### GIVEN PROBLEM
Return each line of the records holding the string "ffffff".

### INPUT ROWS
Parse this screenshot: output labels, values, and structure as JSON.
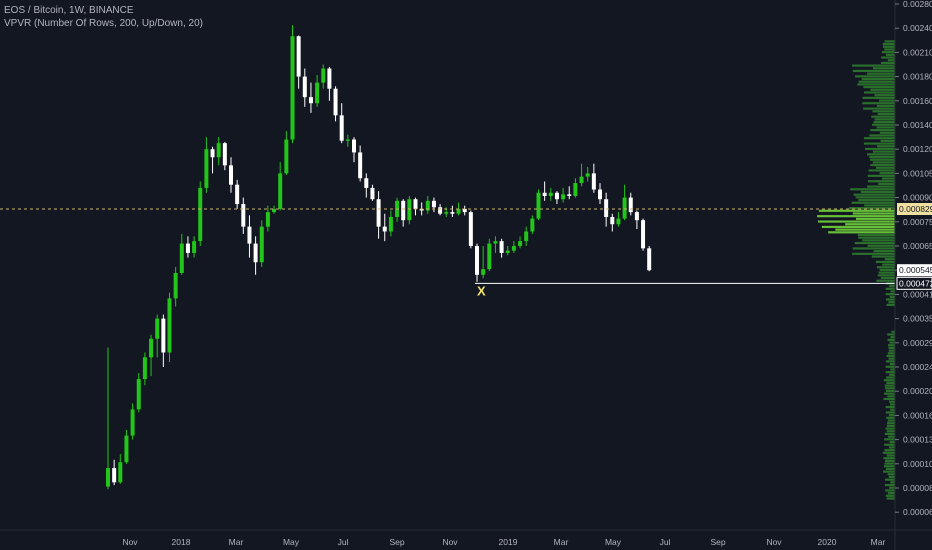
{
  "header": {
    "symbol_line": "EOS / Bitcoin, 1W, BINANCE",
    "indicator_line": "VPVR (Number Of Rows, 200, Up/Down, 20)"
  },
  "colors": {
    "background": "#131722",
    "up": "#22c51a",
    "down": "#ffffff",
    "volume_profile": "#2d7a2d",
    "volume_poc": "#6fd23a",
    "current_price_line": "#c9b66b",
    "support_line": "#ffffff",
    "marker": "#f2e36b"
  },
  "marker": {
    "label": "X"
  },
  "chart_data": {
    "type": "candlestick",
    "title": "EOS / Bitcoin, 1W, BINANCE",
    "y_tick_labels": [
      "0.0028000",
      "0.0024000",
      "0.0021000",
      "0.0018000",
      "0.0016000",
      "0.0014000",
      "0.0012000",
      "0.0010500",
      "0.0009000",
      "0.0007500",
      "0.0006500",
      "0.0005457",
      "0.0004100",
      "0.0003500",
      "0.0002900",
      "0.0002400",
      "0.0002000",
      "0.0001600",
      "0.0001300",
      "0.0001000",
      "0.0000830",
      "0.0000630"
    ],
    "x_tick_labels": [
      "Nov",
      "2018",
      "Mar",
      "May",
      "Jul",
      "Sep",
      "Nov",
      "2019",
      "Mar",
      "May",
      "Jul",
      "Sep",
      "Nov",
      "2020",
      "Mar"
    ],
    "price_tags": [
      {
        "label": "0.0008293",
        "style": "current"
      },
      {
        "label": "0.0005457",
        "style": "last"
      },
      {
        "label": "0.0004721",
        "style": "support"
      }
    ],
    "candles": [
      [
        8.4e-05,
        9.7e-05,
        8.2e-05,
        0.00028
      ],
      [
        9.7e-05,
        8.7e-05,
        8.5e-05,
        0.000105
      ],
      [
        8.7e-05,
        0.000102,
        8.6e-05,
        0.000112
      ],
      [
        0.000102,
        0.000135,
        0.0001,
        0.000142
      ],
      [
        0.000135,
        0.00017,
        0.00013,
        0.00018
      ],
      [
        0.00017,
        0.00022,
        0.000165,
        0.00023
      ],
      [
        0.00022,
        0.00026,
        0.00021,
        0.00027
      ],
      [
        0.00026,
        0.0003,
        0.000225,
        0.00031
      ],
      [
        0.0003,
        0.00035,
        0.00026,
        0.00036
      ],
      [
        0.00035,
        0.00027,
        0.00024,
        0.00036
      ],
      [
        0.00027,
        0.0004,
        0.00025,
        0.00042
      ],
      [
        0.0004,
        0.00053,
        0.00038,
        0.00056
      ],
      [
        0.00053,
        0.00066,
        0.00052,
        0.0007
      ],
      [
        0.00066,
        0.00062,
        0.0006,
        0.00069
      ],
      [
        0.00062,
        0.00067,
        0.0006,
        0.00069
      ],
      [
        0.00067,
        0.00096,
        0.00065,
        0.001
      ],
      [
        0.00096,
        0.0012,
        0.00093,
        0.0013
      ],
      [
        0.0012,
        0.00115,
        0.00105,
        0.00122
      ],
      [
        0.00115,
        0.00125,
        0.0011,
        0.0013
      ],
      [
        0.00125,
        0.0011,
        0.00107,
        0.00126
      ],
      [
        0.0011,
        0.00098,
        0.00093,
        0.00115
      ],
      [
        0.00098,
        0.00086,
        0.00083,
        0.00101
      ],
      [
        0.00086,
        0.00073,
        0.0007,
        0.0009
      ],
      [
        0.00073,
        0.00066,
        0.0006,
        0.00079
      ],
      [
        0.00066,
        0.00058,
        0.00052,
        0.00069
      ],
      [
        0.00058,
        0.00073,
        0.00056,
        0.00076
      ],
      [
        0.00073,
        0.00081,
        0.00071,
        0.00085
      ],
      [
        0.00081,
        0.00083,
        0.0008,
        0.00085
      ],
      [
        0.00083,
        0.00105,
        0.00082,
        0.00112
      ],
      [
        0.00105,
        0.00128,
        0.00104,
        0.00135
      ],
      [
        0.00128,
        0.0023,
        0.00125,
        0.00245
      ],
      [
        0.0023,
        0.0018,
        0.0017,
        0.00231
      ],
      [
        0.0018,
        0.00163,
        0.00155,
        0.0019
      ],
      [
        0.00163,
        0.00158,
        0.0015,
        0.00175
      ],
      [
        0.00158,
        0.00175,
        0.00155,
        0.00182
      ],
      [
        0.00175,
        0.0019,
        0.0017,
        0.00195
      ],
      [
        0.0019,
        0.0017,
        0.0016,
        0.00192
      ],
      [
        0.0017,
        0.00148,
        0.00143,
        0.00172
      ],
      [
        0.00148,
        0.00127,
        0.00125,
        0.00158
      ],
      [
        0.00127,
        0.00128,
        0.00122,
        0.00132
      ],
      [
        0.00128,
        0.00118,
        0.00112,
        0.0013
      ],
      [
        0.00118,
        0.00102,
        0.001,
        0.00123
      ],
      [
        0.00102,
        0.00096,
        0.0009,
        0.00105
      ],
      [
        0.00096,
        0.00089,
        0.00088,
        0.00098
      ],
      [
        0.00089,
        0.00073,
        0.00068,
        0.00094
      ],
      [
        0.00073,
        0.00071,
        0.00067,
        0.0008
      ],
      [
        0.00071,
        0.00078,
        0.00069,
        0.00082
      ],
      [
        0.00078,
        0.00088,
        0.00075,
        0.0009
      ],
      [
        0.00088,
        0.00076,
        0.00073,
        0.00089
      ],
      [
        0.00076,
        0.00089,
        0.00074,
        0.00091
      ],
      [
        0.00089,
        0.00083,
        0.00079,
        0.0009
      ],
      [
        0.00083,
        0.00082,
        0.00079,
        0.00087
      ],
      [
        0.00082,
        0.00088,
        0.0008,
        0.00091
      ],
      [
        0.00088,
        0.00084,
        0.00081,
        0.0009
      ],
      [
        0.00084,
        0.0008,
        0.00079,
        0.00086
      ],
      [
        0.0008,
        0.00081,
        0.00078,
        0.00084
      ],
      [
        0.00081,
        0.0008,
        0.00078,
        0.00085
      ],
      [
        0.0008,
        0.00083,
        0.00079,
        0.00087
      ],
      [
        0.00083,
        0.00081,
        0.00079,
        0.00085
      ],
      [
        0.00081,
        0.00065,
        0.00064,
        0.00082
      ],
      [
        0.00065,
        0.00052,
        0.00048,
        0.00066
      ],
      [
        0.00052,
        0.00055,
        0.0005,
        0.00065
      ],
      [
        0.00055,
        0.00066,
        0.00054,
        0.00068
      ],
      [
        0.00066,
        0.00067,
        0.00062,
        0.00069
      ],
      [
        0.00067,
        0.00062,
        0.0006,
        0.00068
      ],
      [
        0.00062,
        0.00063,
        0.00061,
        0.00065
      ],
      [
        0.00063,
        0.00065,
        0.00062,
        0.00067
      ],
      [
        0.00065,
        0.00067,
        0.00064,
        0.00069
      ],
      [
        0.00067,
        0.00071,
        0.00065,
        0.00073
      ],
      [
        0.00071,
        0.00077,
        0.0007,
        0.00079
      ],
      [
        0.00077,
        0.00093,
        0.00076,
        0.00095
      ],
      [
        0.00093,
        0.00091,
        0.00088,
        0.001
      ],
      [
        0.00091,
        0.00093,
        0.00088,
        0.00096
      ],
      [
        0.00093,
        0.00089,
        0.00086,
        0.00094
      ],
      [
        0.00089,
        0.00092,
        0.00087,
        0.00096
      ],
      [
        0.00092,
        0.00091,
        0.00089,
        0.00097
      ],
      [
        0.00091,
        0.00099,
        0.0009,
        0.00102
      ],
      [
        0.00099,
        0.00103,
        0.00097,
        0.00111
      ],
      [
        0.00103,
        0.00105,
        0.001,
        0.00109
      ],
      [
        0.00105,
        0.00095,
        0.00093,
        0.00111
      ],
      [
        0.00095,
        0.00089,
        0.00086,
        0.00099
      ],
      [
        0.00089,
        0.00078,
        0.00073,
        0.00093
      ],
      [
        0.00078,
        0.00074,
        0.00071,
        0.0008
      ],
      [
        0.00074,
        0.00077,
        0.00073,
        0.00081
      ],
      [
        0.00077,
        0.0009,
        0.00076,
        0.00098
      ],
      [
        0.0009,
        0.00081,
        0.00079,
        0.00093
      ],
      [
        0.00081,
        0.00076,
        0.00072,
        0.00082
      ],
      [
        0.00076,
        0.00064,
        0.00063,
        0.00077
      ],
      [
        0.00064,
        0.0005457,
        0.00054,
        0.00065
      ]
    ],
    "volume_profile": [
      {
        "price_index": 2,
        "length": 0.18
      },
      {
        "price_index": 3,
        "length": 0.55
      },
      {
        "price_index": 4,
        "length": 0.42
      },
      {
        "price_index": 5,
        "length": 0.33
      },
      {
        "price_index": 6,
        "length": 0.4
      },
      {
        "price_index": 7,
        "length": 0.35
      },
      {
        "price_index": 8,
        "length": 0.6
      },
      {
        "price_index": 9,
        "length": 1.0
      },
      {
        "price_index": 10,
        "length": 0.55
      },
      {
        "price_index": 11,
        "length": 0.25
      },
      {
        "price_index": 12,
        "length": 0.12
      },
      {
        "price_index": 14,
        "length": 0.1
      },
      {
        "price_index": 15,
        "length": 0.12
      },
      {
        "price_index": 16,
        "length": 0.15
      },
      {
        "price_index": 17,
        "length": 0.12
      },
      {
        "price_index": 18,
        "length": 0.14
      },
      {
        "price_index": 19,
        "length": 0.16
      },
      {
        "price_index": 20,
        "length": 0.13
      }
    ]
  }
}
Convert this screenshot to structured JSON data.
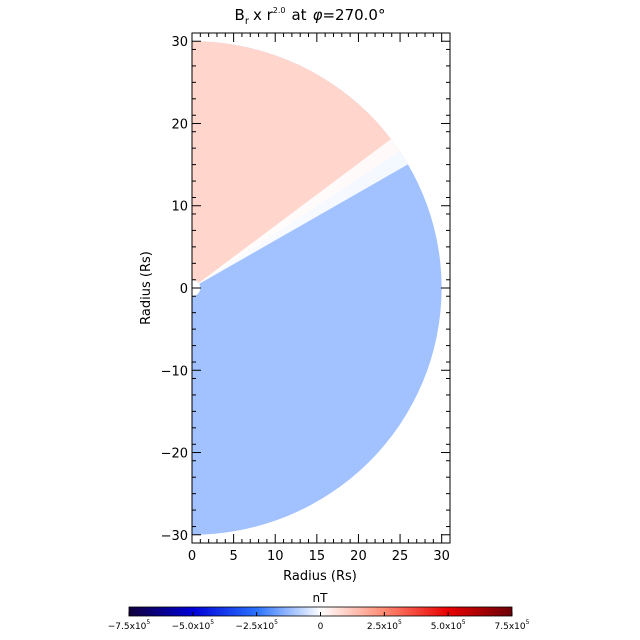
{
  "chart_data": {
    "type": "heatmap",
    "title": {
      "var": "B",
      "sub": "r",
      "op": "x r",
      "exp": "2.0",
      "mid": "at",
      "phi": "φ",
      "rest": "=270.0°"
    },
    "xlabel": "Radius (Rs)",
    "ylabel": "Radius (Rs)",
    "xlim": [
      0,
      31
    ],
    "ylim": [
      -31,
      31
    ],
    "xticks": [
      0,
      5,
      10,
      15,
      20,
      25,
      30
    ],
    "yticks": [
      -30,
      -20,
      -10,
      0,
      10,
      20,
      30
    ],
    "xtick_labels": [
      "0",
      "5",
      "10",
      "15",
      "20",
      "25",
      "30"
    ],
    "ytick_labels": [
      "−30",
      "−20",
      "−10",
      "0",
      "10",
      "20",
      "30"
    ],
    "domain": {
      "shape": "half-disk",
      "r_min": 1,
      "r_max": 30
    },
    "current_sheet_angle_deg": 33,
    "region_values": [
      {
        "region": "above current sheet (north)",
        "value": 90000
      },
      {
        "region": "below current sheet (south)",
        "value": -110000
      }
    ],
    "colorbar": {
      "label": "nT",
      "min": -750000,
      "max": 750000,
      "ticks": [
        -750000,
        -500000,
        -250000,
        0,
        250000,
        500000,
        750000
      ],
      "tick_labels": [
        {
          "mant": "−7.5x10",
          "exp": "5"
        },
        {
          "mant": "−5.0x10",
          "exp": "5"
        },
        {
          "mant": "−2.5x10",
          "exp": "5"
        },
        {
          "mant": "0",
          "exp": ""
        },
        {
          "mant": "2.5x10",
          "exp": "5"
        },
        {
          "mant": "5.0x10",
          "exp": "5"
        },
        {
          "mant": "7.5x10",
          "exp": "5"
        }
      ],
      "colors": [
        "#10003a",
        "#0000d8",
        "#2a72ff",
        "#ffffff",
        "#ff8a72",
        "#e80000",
        "#6a0008"
      ]
    }
  }
}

### WRITTEN ANSWER
    "down": "#ffffff",
    "support_line": "#ffffff",
        "#ffffff",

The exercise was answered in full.